Work required =>
Print out the material that follows word for word.
▼
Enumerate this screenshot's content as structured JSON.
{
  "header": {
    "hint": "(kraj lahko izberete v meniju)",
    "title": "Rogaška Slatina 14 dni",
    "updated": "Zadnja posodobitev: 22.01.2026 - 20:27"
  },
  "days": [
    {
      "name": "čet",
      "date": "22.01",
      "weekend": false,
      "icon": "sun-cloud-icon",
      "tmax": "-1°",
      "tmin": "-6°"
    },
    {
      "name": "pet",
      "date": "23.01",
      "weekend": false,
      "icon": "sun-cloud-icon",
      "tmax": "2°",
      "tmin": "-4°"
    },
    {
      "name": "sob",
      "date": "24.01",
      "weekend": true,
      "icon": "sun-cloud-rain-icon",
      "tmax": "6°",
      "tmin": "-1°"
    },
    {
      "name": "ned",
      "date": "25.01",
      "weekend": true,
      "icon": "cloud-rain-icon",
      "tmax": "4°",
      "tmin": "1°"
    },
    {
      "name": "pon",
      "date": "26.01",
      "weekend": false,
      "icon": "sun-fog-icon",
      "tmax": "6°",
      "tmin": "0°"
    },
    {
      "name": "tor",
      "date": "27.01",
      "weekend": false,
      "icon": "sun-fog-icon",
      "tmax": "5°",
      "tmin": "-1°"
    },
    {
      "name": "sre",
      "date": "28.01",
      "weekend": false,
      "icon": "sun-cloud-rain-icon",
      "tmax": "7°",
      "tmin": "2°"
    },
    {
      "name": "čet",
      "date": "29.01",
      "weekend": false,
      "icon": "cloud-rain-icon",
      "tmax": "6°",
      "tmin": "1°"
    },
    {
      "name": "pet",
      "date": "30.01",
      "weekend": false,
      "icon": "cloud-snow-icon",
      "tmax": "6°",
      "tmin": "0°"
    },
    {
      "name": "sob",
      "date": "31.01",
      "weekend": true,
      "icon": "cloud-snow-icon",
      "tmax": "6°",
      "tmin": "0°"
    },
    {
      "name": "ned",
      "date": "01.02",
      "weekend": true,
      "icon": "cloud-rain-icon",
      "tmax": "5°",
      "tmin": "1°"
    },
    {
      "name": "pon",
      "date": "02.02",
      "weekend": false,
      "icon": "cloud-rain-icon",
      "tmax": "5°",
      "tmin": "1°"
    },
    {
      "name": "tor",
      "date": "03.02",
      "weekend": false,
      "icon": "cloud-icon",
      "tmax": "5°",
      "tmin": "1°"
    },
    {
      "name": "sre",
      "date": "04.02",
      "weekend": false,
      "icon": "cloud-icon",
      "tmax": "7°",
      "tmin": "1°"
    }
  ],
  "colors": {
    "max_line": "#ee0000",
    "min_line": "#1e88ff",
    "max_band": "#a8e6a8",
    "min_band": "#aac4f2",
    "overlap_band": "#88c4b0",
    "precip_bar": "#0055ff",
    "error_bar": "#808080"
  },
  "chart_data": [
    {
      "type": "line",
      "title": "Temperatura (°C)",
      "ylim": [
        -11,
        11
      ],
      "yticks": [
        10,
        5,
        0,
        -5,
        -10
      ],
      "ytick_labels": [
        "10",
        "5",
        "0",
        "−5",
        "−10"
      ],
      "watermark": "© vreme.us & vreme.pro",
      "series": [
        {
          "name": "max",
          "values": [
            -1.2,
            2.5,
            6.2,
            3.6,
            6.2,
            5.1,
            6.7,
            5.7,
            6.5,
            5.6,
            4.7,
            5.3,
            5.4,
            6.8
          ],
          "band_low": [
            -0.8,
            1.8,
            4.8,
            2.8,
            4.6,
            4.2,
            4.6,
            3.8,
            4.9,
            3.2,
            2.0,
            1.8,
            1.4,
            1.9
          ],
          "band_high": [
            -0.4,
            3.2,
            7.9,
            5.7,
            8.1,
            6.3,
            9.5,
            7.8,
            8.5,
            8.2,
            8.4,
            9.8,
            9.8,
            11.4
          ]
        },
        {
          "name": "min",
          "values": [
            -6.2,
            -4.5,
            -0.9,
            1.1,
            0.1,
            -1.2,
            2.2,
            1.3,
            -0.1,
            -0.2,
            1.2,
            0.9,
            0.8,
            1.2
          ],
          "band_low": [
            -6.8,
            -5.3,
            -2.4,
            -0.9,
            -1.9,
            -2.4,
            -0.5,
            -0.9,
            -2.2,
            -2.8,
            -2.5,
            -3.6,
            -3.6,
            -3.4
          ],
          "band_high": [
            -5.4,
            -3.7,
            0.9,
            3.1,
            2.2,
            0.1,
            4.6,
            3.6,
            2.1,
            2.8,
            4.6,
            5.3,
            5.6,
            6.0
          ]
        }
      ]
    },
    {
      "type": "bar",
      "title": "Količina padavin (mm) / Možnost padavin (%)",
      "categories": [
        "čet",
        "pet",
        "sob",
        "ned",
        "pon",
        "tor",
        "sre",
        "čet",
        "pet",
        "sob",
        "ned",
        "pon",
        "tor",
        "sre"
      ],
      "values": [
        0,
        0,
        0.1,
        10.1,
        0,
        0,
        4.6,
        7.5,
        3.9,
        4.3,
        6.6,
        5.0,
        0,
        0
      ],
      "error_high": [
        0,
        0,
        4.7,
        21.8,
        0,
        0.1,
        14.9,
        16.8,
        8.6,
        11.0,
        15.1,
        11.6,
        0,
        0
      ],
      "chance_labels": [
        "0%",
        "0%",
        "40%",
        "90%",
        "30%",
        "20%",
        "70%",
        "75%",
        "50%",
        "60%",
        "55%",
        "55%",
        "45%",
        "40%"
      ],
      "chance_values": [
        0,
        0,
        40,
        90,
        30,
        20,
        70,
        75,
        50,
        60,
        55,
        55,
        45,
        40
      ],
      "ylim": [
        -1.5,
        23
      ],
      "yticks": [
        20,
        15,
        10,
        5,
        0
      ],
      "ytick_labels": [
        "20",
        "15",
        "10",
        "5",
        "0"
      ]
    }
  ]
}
▲
Finished task =>
Enumerate this screenshot's content as structured JSON.
{
  "header": {
    "hint": "(kraj lahko izberete v meniju)",
    "title": "Rogaška Slatina 14 dni",
    "updated": "Zadnja posodobitev: 22.01.2026 - 20:27"
  },
  "days": [
    {
      "name": "čet",
      "date": "22.01",
      "weekend": false,
      "icon": "sun-cloud-icon",
      "tmax": "-1°",
      "tmin": "-6°"
    },
    {
      "name": "pet",
      "date": "23.01",
      "weekend": false,
      "icon": "sun-cloud-icon",
      "tmax": "2°",
      "tmin": "-4°"
    },
    {
      "name": "sob",
      "date": "24.01",
      "weekend": true,
      "icon": "sun-cloud-rain-icon",
      "tmax": "6°",
      "tmin": "-1°"
    },
    {
      "name": "ned",
      "date": "25.01",
      "weekend": true,
      "icon": "cloud-rain-icon",
      "tmax": "4°",
      "tmin": "1°"
    },
    {
      "name": "pon",
      "date": "26.01",
      "weekend": false,
      "icon": "sun-fog-icon",
      "tmax": "6°",
      "tmin": "0°"
    },
    {
      "name": "tor",
      "date": "27.01",
      "weekend": false,
      "icon": "sun-fog-icon",
      "tmax": "5°",
      "tmin": "-1°"
    },
    {
      "name": "sre",
      "date": "28.01",
      "weekend": false,
      "icon": "sun-cloud-rain-icon",
      "tmax": "7°",
      "tmin": "2°"
    },
    {
      "name": "čet",
      "date": "29.01",
      "weekend": false,
      "icon": "cloud-rain-icon",
      "tmax": "6°",
      "tmin": "1°"
    },
    {
      "name": "pet",
      "date": "30.01",
      "weekend": false,
      "icon": "cloud-snow-icon",
      "tmax": "6°",
      "tmin": "0°"
    },
    {
      "name": "sob",
      "date": "31.01",
      "weekend": true,
      "icon": "cloud-snow-icon",
      "tmax": "6°",
      "tmin": "0°"
    },
    {
      "name": "ned",
      "date": "01.02",
      "weekend": true,
      "icon": "cloud-rain-icon",
      "tmax": "5°",
      "tmin": "1°"
    },
    {
      "name": "pon",
      "date": "02.02",
      "weekend": false,
      "icon": "cloud-rain-icon",
      "tmax": "5°",
      "tmin": "1°"
    },
    {
      "name": "tor",
      "date": "03.02",
      "weekend": false,
      "icon": "cloud-icon",
      "tmax": "5°",
      "tmin": "1°"
    },
    {
      "name": "sre",
      "date": "04.02",
      "weekend": false,
      "icon": "cloud-icon",
      "tmax": "7°",
      "tmin": "1°"
    }
  ],
  "colors": {
    "max_line": "#ee0000",
    "min_line": "#1e88ff",
    "max_band": "#a8e6a8",
    "min_band": "#aac4f2",
    "overlap_band": "#88c4b0",
    "precip_bar": "#0055ff",
    "error_bar": "#808080"
  },
  "chart_data": [
    {
      "type": "line",
      "title": "Temperatura (°C)",
      "ylim": [
        -11,
        11
      ],
      "yticks": [
        10,
        5,
        0,
        -5,
        -10
      ],
      "ytick_labels": [
        "10",
        "5",
        "0",
        "−5",
        "−10"
      ],
      "watermark": "© vreme.us & vreme.pro",
      "series": [
        {
          "name": "max",
          "values": [
            -1.2,
            2.5,
            6.2,
            3.6,
            6.2,
            5.1,
            6.7,
            5.7,
            6.5,
            5.6,
            4.7,
            5.3,
            5.4,
            6.8
          ],
          "band_low": [
            -0.8,
            1.8,
            4.8,
            2.8,
            4.6,
            4.2,
            4.6,
            3.8,
            4.9,
            3.2,
            2.0,
            1.8,
            1.4,
            1.9
          ],
          "band_high": [
            -0.4,
            3.2,
            7.9,
            5.7,
            8.1,
            6.3,
            9.5,
            7.8,
            8.5,
            8.2,
            8.4,
            9.8,
            9.8,
            11.4
          ]
        },
        {
          "name": "min",
          "values": [
            -6.2,
            -4.5,
            -0.9,
            1.1,
            0.1,
            -1.2,
            2.2,
            1.3,
            -0.1,
            -0.2,
            1.2,
            0.9,
            0.8,
            1.2
          ],
          "band_low": [
            -6.8,
            -5.3,
            -2.4,
            -0.9,
            -1.9,
            -2.4,
            -0.5,
            -0.9,
            -2.2,
            -2.8,
            -2.5,
            -3.6,
            -3.6,
            -3.4
          ],
          "band_high": [
            -5.4,
            -3.7,
            0.9,
            3.1,
            2.2,
            0.1,
            4.6,
            3.6,
            2.1,
            2.8,
            4.6,
            5.3,
            5.6,
            6.0
          ]
        }
      ]
    },
    {
      "type": "bar",
      "title": "Količina padavin (mm) / Možnost padavin (%)",
      "categories": [
        "čet",
        "pet",
        "sob",
        "ned",
        "pon",
        "tor",
        "sre",
        "čet",
        "pet",
        "sob",
        "ned",
        "pon",
        "tor",
        "sre"
      ],
      "values": [
        0,
        0,
        0.1,
        10.1,
        0,
        0,
        4.6,
        7.5,
        3.9,
        4.3,
        6.6,
        5.0,
        0,
        0
      ],
      "error_high": [
        0,
        0,
        4.7,
        21.8,
        0,
        0.1,
        14.9,
        16.8,
        8.6,
        11.0,
        15.1,
        11.6,
        0,
        0
      ],
      "chance_labels": [
        "0%",
        "0%",
        "40%",
        "90%",
        "30%",
        "20%",
        "70%",
        "75%",
        "50%",
        "60%",
        "55%",
        "55%",
        "45%",
        "40%"
      ],
      "chance_values": [
        0,
        0,
        40,
        90,
        30,
        20,
        70,
        75,
        50,
        60,
        55,
        55,
        45,
        40
      ],
      "ylim": [
        -1.5,
        23
      ],
      "yticks": [
        20,
        15,
        10,
        5,
        0
      ],
      "ytick_labels": [
        "20",
        "15",
        "10",
        "5",
        "0"
      ]
    }
  ]
}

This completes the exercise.